■ Exercise brief: Select the lines that hold the word "общему" and copy each one.

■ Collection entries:

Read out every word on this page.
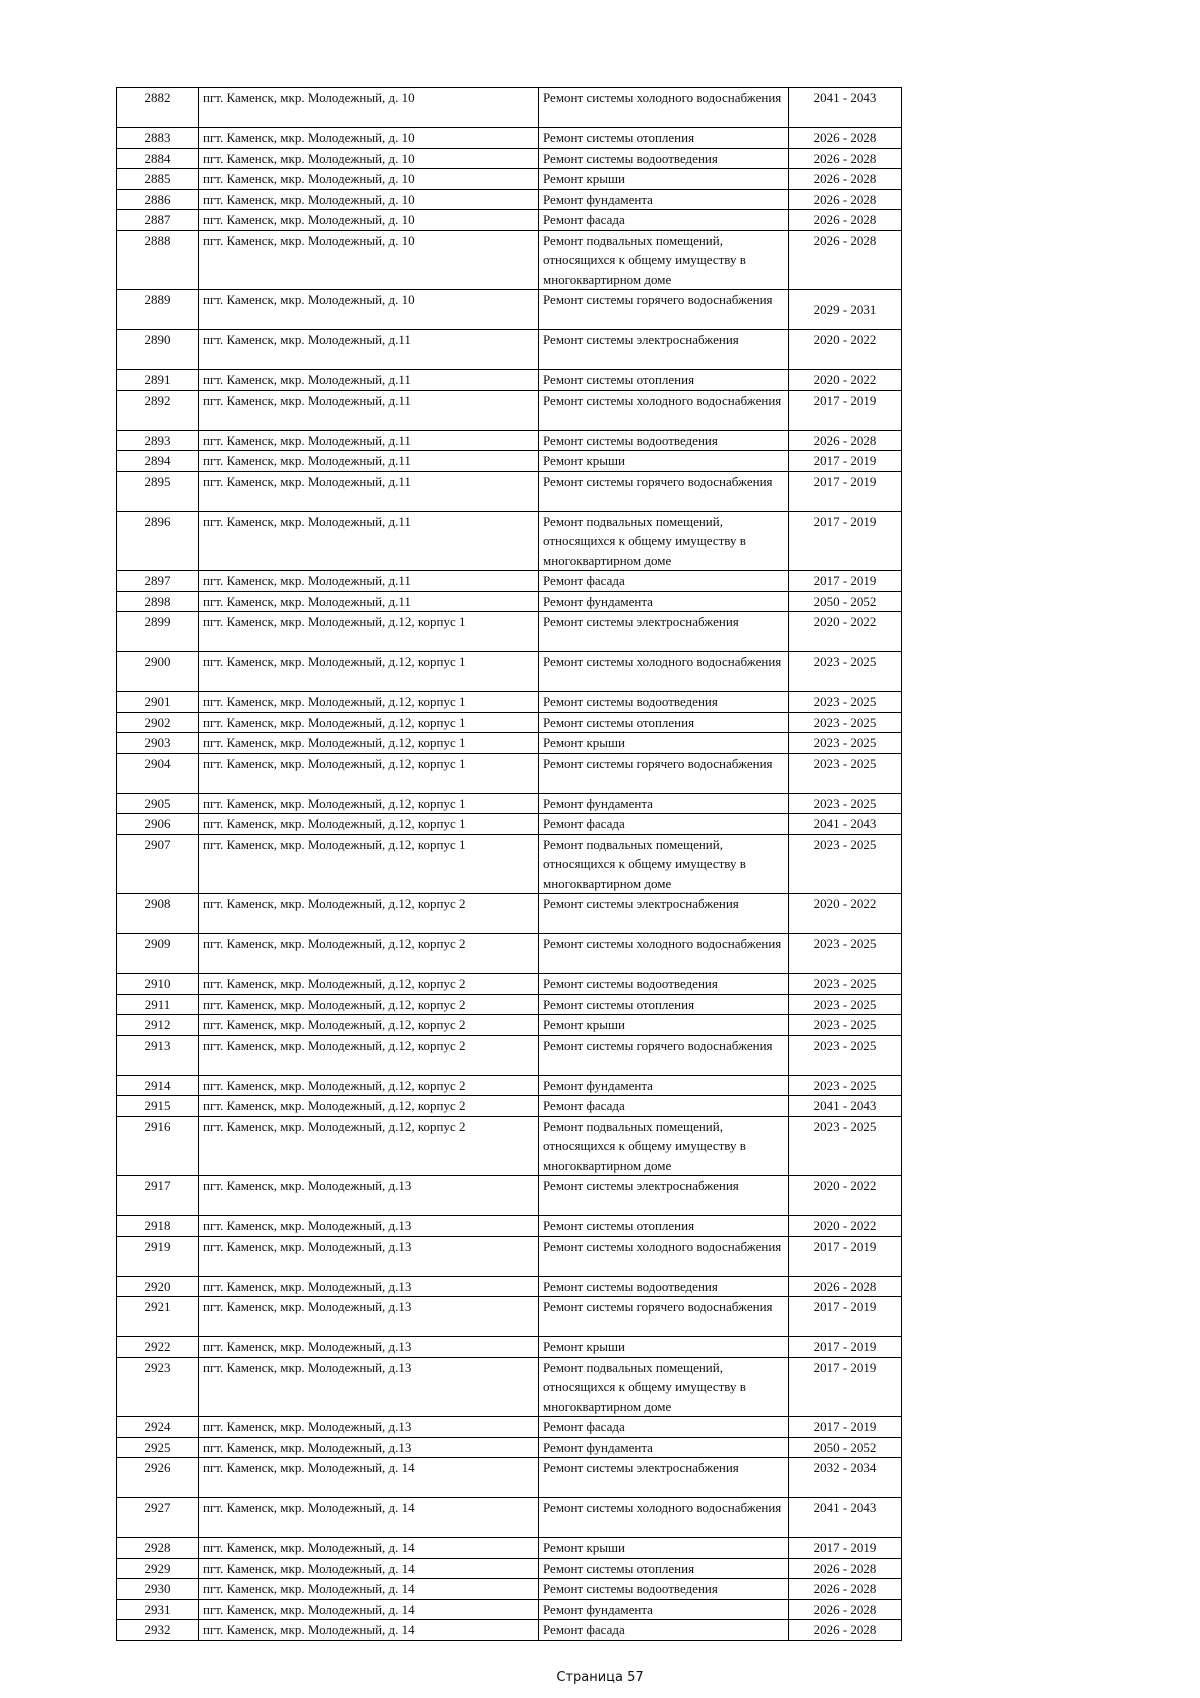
2882	пгт. Каменск, мкр. Молодежный, д. 10	Ремонт системы холодного водоснабжения	2041 - 2043
2883	пгт. Каменск, мкр. Молодежный, д. 10	Ремонт системы отопления	2026 - 2028
2884	пгт. Каменск, мкр. Молодежный, д. 10	Ремонт системы водоотведения	2026 - 2028
2885	пгт. Каменск, мкр. Молодежный, д. 10	Ремонт крыши	2026 - 2028
2886	пгт. Каменск, мкр. Молодежный, д. 10	Ремонт фундамента	2026 - 2028
2887	пгт. Каменск, мкр. Молодежный, д. 10	Ремонт фасада	2026 - 2028
2888	пгт. Каменск, мкр. Молодежный, д. 10	Ремонт подвальных помещений, относящихся к общему имуществу в многоквартирном доме	2026 - 2028
2889	пгт. Каменск, мкр. Молодежный, д. 10	Ремонт системы горячего водоснабжения	2029 - 2031
2890	пгт. Каменск, мкр. Молодежный, д.11	Ремонт системы электроснабжения	2020 - 2022
2891	пгт. Каменск, мкр. Молодежный, д.11	Ремонт системы отопления	2020 - 2022
2892	пгт. Каменск, мкр. Молодежный, д.11	Ремонт системы холодного водоснабжения	2017 - 2019
2893	пгт. Каменск, мкр. Молодежный, д.11	Ремонт системы водоотведения	2026 - 2028
2894	пгт. Каменск, мкр. Молодежный, д.11	Ремонт крыши	2017 - 2019
2895	пгт. Каменск, мкр. Молодежный, д.11	Ремонт системы горячего водоснабжения	2017 - 2019
2896	пгт. Каменск, мкр. Молодежный, д.11	Ремонт подвальных помещений, относящихся к общему имуществу в многоквартирном доме	2017 - 2019
2897	пгт. Каменск, мкр. Молодежный, д.11	Ремонт фасада	2017 - 2019
2898	пгт. Каменск, мкр. Молодежный, д.11	Ремонт фундамента	2050 - 2052
2899	пгт. Каменск, мкр. Молодежный, д.12, корпус 1	Ремонт системы электроснабжения	2020 - 2022
2900	пгт. Каменск, мкр. Молодежный, д.12, корпус 1	Ремонт системы холодного водоснабжения	2023 - 2025
2901	пгт. Каменск, мкр. Молодежный, д.12, корпус 1	Ремонт системы водоотведения	2023 - 2025
2902	пгт. Каменск, мкр. Молодежный, д.12, корпус 1	Ремонт системы отопления	2023 - 2025
2903	пгт. Каменск, мкр. Молодежный, д.12, корпус 1	Ремонт крыши	2023 - 2025
2904	пгт. Каменск, мкр. Молодежный, д.12, корпус 1	Ремонт системы горячего водоснабжения	2023 - 2025
2905	пгт. Каменск, мкр. Молодежный, д.12, корпус 1	Ремонт фундамента	2023 - 2025
2906	пгт. Каменск, мкр. Молодежный, д.12, корпус 1	Ремонт фасада	2041 - 2043
2907	пгт. Каменск, мкр. Молодежный, д.12, корпус 1	Ремонт подвальных помещений, относящихся к общему имуществу в многоквартирном доме	2023 - 2025
2908	пгт. Каменск, мкр. Молодежный, д.12, корпус 2	Ремонт системы электроснабжения	2020 - 2022
2909	пгт. Каменск, мкр. Молодежный, д.12, корпус 2	Ремонт системы холодного водоснабжения	2023 - 2025
2910	пгт. Каменск, мкр. Молодежный, д.12, корпус 2	Ремонт системы водоотведения	2023 - 2025
2911	пгт. Каменск, мкр. Молодежный, д.12, корпус 2	Ремонт системы отопления	2023 - 2025
2912	пгт. Каменск, мкр. Молодежный, д.12, корпус 2	Ремонт крыши	2023 - 2025
2913	пгт. Каменск, мкр. Молодежный, д.12, корпус 2	Ремонт системы горячего водоснабжения	2023 - 2025
2914	пгт. Каменск, мкр. Молодежный, д.12, корпус 2	Ремонт фундамента	2023 - 2025
2915	пгт. Каменск, мкр. Молодежный, д.12, корпус 2	Ремонт фасада	2041 - 2043
2916	пгт. Каменск, мкр. Молодежный, д.12, корпус 2	Ремонт подвальных помещений, относящихся к общему имуществу в многоквартирном доме	2023 - 2025
2917	пгт. Каменск, мкр. Молодежный, д.13	Ремонт системы электроснабжения	2020 - 2022
2918	пгт. Каменск, мкр. Молодежный, д.13	Ремонт системы отопления	2020 - 2022
2919	пгт. Каменск, мкр. Молодежный, д.13	Ремонт системы холодного водоснабжения	2017 - 2019
2920	пгт. Каменск, мкр. Молодежный, д.13	Ремонт системы водоотведения	2026 - 2028
2921	пгт. Каменск, мкр. Молодежный, д.13	Ремонт системы горячего водоснабжения	2017 - 2019
2922	пгт. Каменск, мкр. Молодежный, д.13	Ремонт крыши	2017 - 2019
2923	пгт. Каменск, мкр. Молодежный, д.13	Ремонт подвальных помещений, относящихся к общему имуществу в многоквартирном доме	2017 - 2019
2924	пгт. Каменск, мкр. Молодежный, д.13	Ремонт фасада	2017 - 2019
2925	пгт. Каменск, мкр. Молодежный, д.13	Ремонт фундамента	2050 - 2052
2926	пгт. Каменск, мкр. Молодежный, д. 14	Ремонт системы электроснабжения	2032 - 2034
2927	пгт. Каменск, мкр. Молодежный, д. 14	Ремонт системы холодного водоснабжения	2041 - 2043
2928	пгт. Каменск, мкр. Молодежный, д. 14	Ремонт крыши	2017 - 2019
2929	пгт. Каменск, мкр. Молодежный, д. 14	Ремонт системы отопления	2026 - 2028
2930	пгт. Каменск, мкр. Молодежный, д. 14	Ремонт системы водоотведения	2026 - 2028
2931	пгт. Каменск, мкр. Молодежный, д. 14	Ремонт фундамента	2026 - 2028
2932	пгт. Каменск, мкр. Молодежный, д. 14	Ремонт фасада	2026 - 2028
Страница 57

■ Exercise result:
2888	пгт. Каменск, мкр. Молодежный, д. 10	Ремонт подвальных помещений, относящихся к общему имуществу в многоквартирном доме	2026 - 2028
2896	пгт. Каменск, мкр. Молодежный, д.11	Ремонт подвальных помещений, относящихся к общему имуществу в многоквартирном доме	2017 - 2019
2907	пгт. Каменск, мкр. Молодежный, д.12, корпус 1	Ремонт подвальных помещений, относящихся к общему имуществу в многоквартирном доме	2023 - 2025
2916	пгт. Каменск, мкр. Молодежный, д.12, корпус 2	Ремонт подвальных помещений, относящихся к общему имуществу в многоквартирном доме	2023 - 2025
2923	пгт. Каменск, мкр. Молодежный, д.13	Ремонт подвальных помещений, относящихся к общему имуществу в многоквартирном доме	2017 - 2019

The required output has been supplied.